**EXERCISE:** Repeat each record exactly as written, and drop any images.

+++ EXTRACTED DATA +++

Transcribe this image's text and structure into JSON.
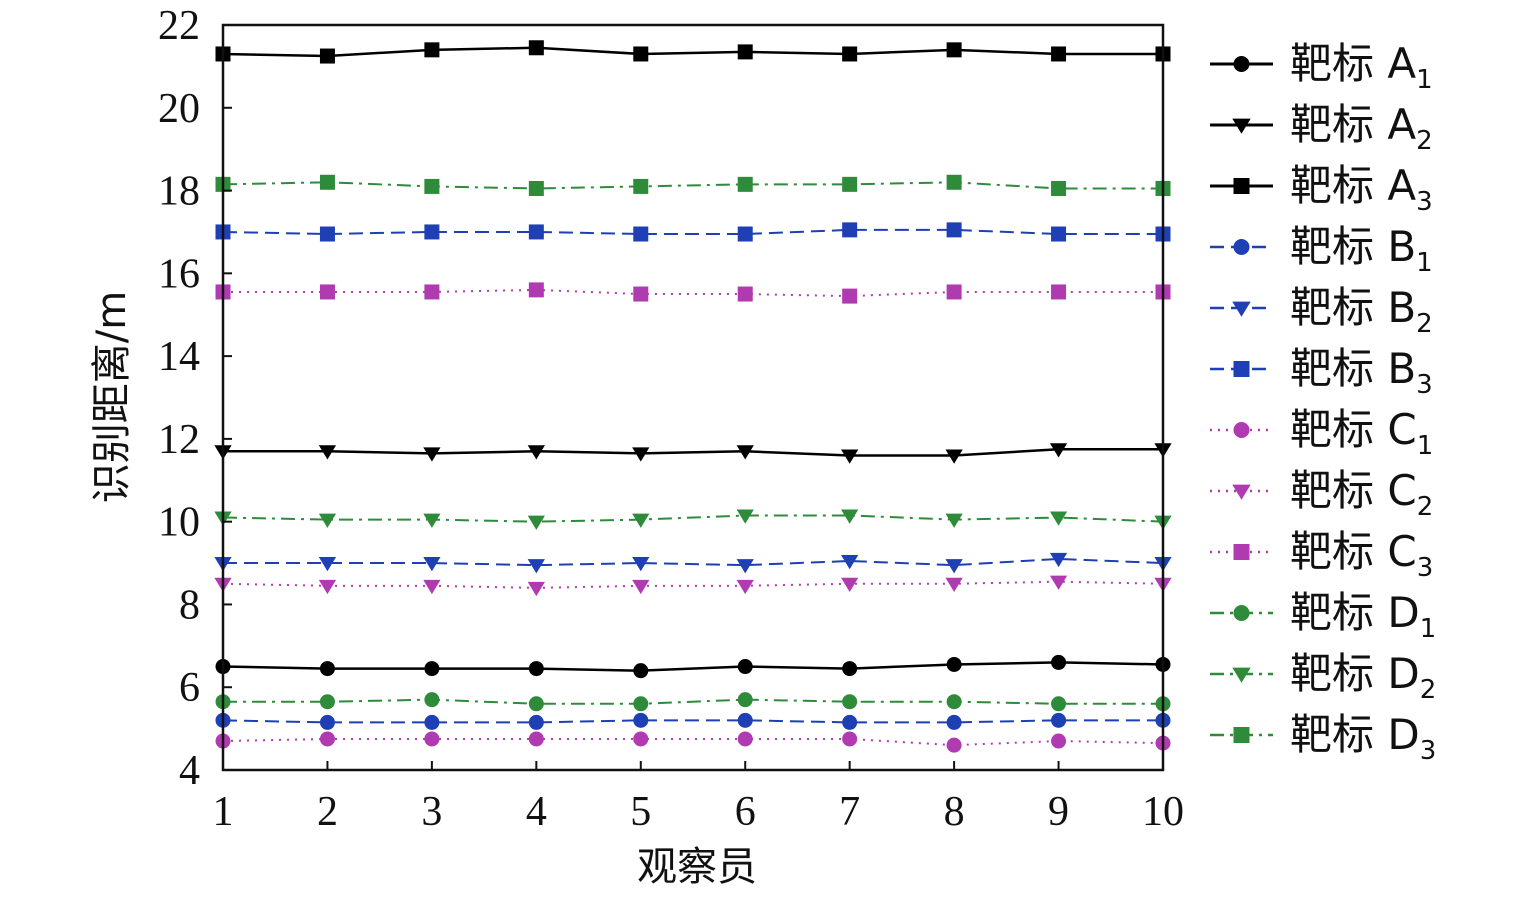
{
  "chart_data": {
    "type": "line",
    "xlabel": "观察员",
    "ylabel": "识别距离/m",
    "x": [
      1,
      2,
      3,
      4,
      5,
      6,
      7,
      8,
      9,
      10
    ],
    "xlim": [
      1,
      10
    ],
    "ylim": [
      4,
      22
    ],
    "yticks": [
      4,
      6,
      8,
      10,
      12,
      14,
      16,
      18,
      20,
      22
    ],
    "grid": false,
    "legend_position": "right",
    "series": [
      {
        "name": "靶标 A",
        "sub": "1",
        "color": "#000000",
        "marker": "circle",
        "dash": "solid",
        "values": [
          6.5,
          6.45,
          6.45,
          6.45,
          6.4,
          6.5,
          6.45,
          6.55,
          6.6,
          6.55
        ]
      },
      {
        "name": "靶标 A",
        "sub": "2",
        "color": "#000000",
        "marker": "triangle-down",
        "dash": "solid",
        "values": [
          11.7,
          11.7,
          11.65,
          11.7,
          11.65,
          11.7,
          11.6,
          11.6,
          11.75,
          11.75
        ]
      },
      {
        "name": "靶标 A",
        "sub": "3",
        "color": "#000000",
        "marker": "square",
        "dash": "solid",
        "values": [
          21.3,
          21.25,
          21.4,
          21.45,
          21.3,
          21.35,
          21.3,
          21.4,
          21.3,
          21.3
        ]
      },
      {
        "name": "靶标 B",
        "sub": "1",
        "color": "#1f3fb5",
        "marker": "circle",
        "dash": "dashed",
        "values": [
          5.2,
          5.15,
          5.15,
          5.15,
          5.2,
          5.2,
          5.15,
          5.15,
          5.2,
          5.2
        ]
      },
      {
        "name": "靶标 B",
        "sub": "2",
        "color": "#1f3fb5",
        "marker": "triangle-down",
        "dash": "dashed",
        "values": [
          9.0,
          9.0,
          9.0,
          8.95,
          9.0,
          8.95,
          9.05,
          8.95,
          9.1,
          9.0
        ]
      },
      {
        "name": "靶标 B",
        "sub": "3",
        "color": "#1f3fb5",
        "marker": "square",
        "dash": "dashed",
        "values": [
          17.0,
          16.95,
          17.0,
          17.0,
          16.95,
          16.95,
          17.05,
          17.05,
          16.95,
          16.95
        ]
      },
      {
        "name": "靶标 C",
        "sub": "1",
        "color": "#b03ab0",
        "marker": "circle",
        "dash": "dotted",
        "values": [
          4.7,
          4.75,
          4.75,
          4.75,
          4.75,
          4.75,
          4.75,
          4.6,
          4.7,
          4.65
        ]
      },
      {
        "name": "靶标 C",
        "sub": "2",
        "color": "#b03ab0",
        "marker": "triangle-down",
        "dash": "dotted",
        "values": [
          8.5,
          8.45,
          8.45,
          8.4,
          8.45,
          8.45,
          8.5,
          8.5,
          8.55,
          8.5
        ]
      },
      {
        "name": "靶标 C",
        "sub": "3",
        "color": "#b03ab0",
        "marker": "square",
        "dash": "dotted",
        "values": [
          15.55,
          15.55,
          15.55,
          15.6,
          15.5,
          15.5,
          15.45,
          15.55,
          15.55,
          15.55
        ]
      },
      {
        "name": "靶标 D",
        "sub": "1",
        "color": "#2e8b3a",
        "marker": "circle",
        "dash": "dashdot",
        "values": [
          5.65,
          5.65,
          5.7,
          5.6,
          5.6,
          5.7,
          5.65,
          5.65,
          5.6,
          5.6
        ]
      },
      {
        "name": "靶标 D",
        "sub": "2",
        "color": "#2e8b3a",
        "marker": "triangle-down",
        "dash": "dashdot",
        "values": [
          10.1,
          10.05,
          10.05,
          10.0,
          10.05,
          10.15,
          10.15,
          10.05,
          10.1,
          10.0
        ]
      },
      {
        "name": "靶标 D",
        "sub": "3",
        "color": "#2e8b3a",
        "marker": "square",
        "dash": "dashdot",
        "values": [
          18.15,
          18.2,
          18.1,
          18.05,
          18.1,
          18.15,
          18.15,
          18.2,
          18.05,
          18.05
        ]
      }
    ]
  }
}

+++

**OUTPUT OF THE EXERCISE:**
Transcribe this image's text and structure into JSON.
{
  "chart_data": {
    "type": "line",
    "xlabel": "观察员",
    "ylabel": "识别距离/m",
    "x": [
      1,
      2,
      3,
      4,
      5,
      6,
      7,
      8,
      9,
      10
    ],
    "xlim": [
      1,
      10
    ],
    "ylim": [
      4,
      22
    ],
    "yticks": [
      4,
      6,
      8,
      10,
      12,
      14,
      16,
      18,
      20,
      22
    ],
    "grid": false,
    "legend_position": "right",
    "series": [
      {
        "name": "靶标 A",
        "sub": "1",
        "color": "#000000",
        "marker": "circle",
        "dash": "solid",
        "values": [
          6.5,
          6.45,
          6.45,
          6.45,
          6.4,
          6.5,
          6.45,
          6.55,
          6.6,
          6.55
        ]
      },
      {
        "name": "靶标 A",
        "sub": "2",
        "color": "#000000",
        "marker": "triangle-down",
        "dash": "solid",
        "values": [
          11.7,
          11.7,
          11.65,
          11.7,
          11.65,
          11.7,
          11.6,
          11.6,
          11.75,
          11.75
        ]
      },
      {
        "name": "靶标 A",
        "sub": "3",
        "color": "#000000",
        "marker": "square",
        "dash": "solid",
        "values": [
          21.3,
          21.25,
          21.4,
          21.45,
          21.3,
          21.35,
          21.3,
          21.4,
          21.3,
          21.3
        ]
      },
      {
        "name": "靶标 B",
        "sub": "1",
        "color": "#1f3fb5",
        "marker": "circle",
        "dash": "dashed",
        "values": [
          5.2,
          5.15,
          5.15,
          5.15,
          5.2,
          5.2,
          5.15,
          5.15,
          5.2,
          5.2
        ]
      },
      {
        "name": "靶标 B",
        "sub": "2",
        "color": "#1f3fb5",
        "marker": "triangle-down",
        "dash": "dashed",
        "values": [
          9.0,
          9.0,
          9.0,
          8.95,
          9.0,
          8.95,
          9.05,
          8.95,
          9.1,
          9.0
        ]
      },
      {
        "name": "靶标 B",
        "sub": "3",
        "color": "#1f3fb5",
        "marker": "square",
        "dash": "dashed",
        "values": [
          17.0,
          16.95,
          17.0,
          17.0,
          16.95,
          16.95,
          17.05,
          17.05,
          16.95,
          16.95
        ]
      },
      {
        "name": "靶标 C",
        "sub": "1",
        "color": "#b03ab0",
        "marker": "circle",
        "dash": "dotted",
        "values": [
          4.7,
          4.75,
          4.75,
          4.75,
          4.75,
          4.75,
          4.75,
          4.6,
          4.7,
          4.65
        ]
      },
      {
        "name": "靶标 C",
        "sub": "2",
        "color": "#b03ab0",
        "marker": "triangle-down",
        "dash": "dotted",
        "values": [
          8.5,
          8.45,
          8.45,
          8.4,
          8.45,
          8.45,
          8.5,
          8.5,
          8.55,
          8.5
        ]
      },
      {
        "name": "靶标 C",
        "sub": "3",
        "color": "#b03ab0",
        "marker": "square",
        "dash": "dotted",
        "values": [
          15.55,
          15.55,
          15.55,
          15.6,
          15.5,
          15.5,
          15.45,
          15.55,
          15.55,
          15.55
        ]
      },
      {
        "name": "靶标 D",
        "sub": "1",
        "color": "#2e8b3a",
        "marker": "circle",
        "dash": "dashdot",
        "values": [
          5.65,
          5.65,
          5.7,
          5.6,
          5.6,
          5.7,
          5.65,
          5.65,
          5.6,
          5.6
        ]
      },
      {
        "name": "靶标 D",
        "sub": "2",
        "color": "#2e8b3a",
        "marker": "triangle-down",
        "dash": "dashdot",
        "values": [
          10.1,
          10.05,
          10.05,
          10.0,
          10.05,
          10.15,
          10.15,
          10.05,
          10.1,
          10.0
        ]
      },
      {
        "name": "靶标 D",
        "sub": "3",
        "color": "#2e8b3a",
        "marker": "square",
        "dash": "dashdot",
        "values": [
          18.15,
          18.2,
          18.1,
          18.05,
          18.1,
          18.15,
          18.15,
          18.2,
          18.05,
          18.05
        ]
      }
    ]
  }
}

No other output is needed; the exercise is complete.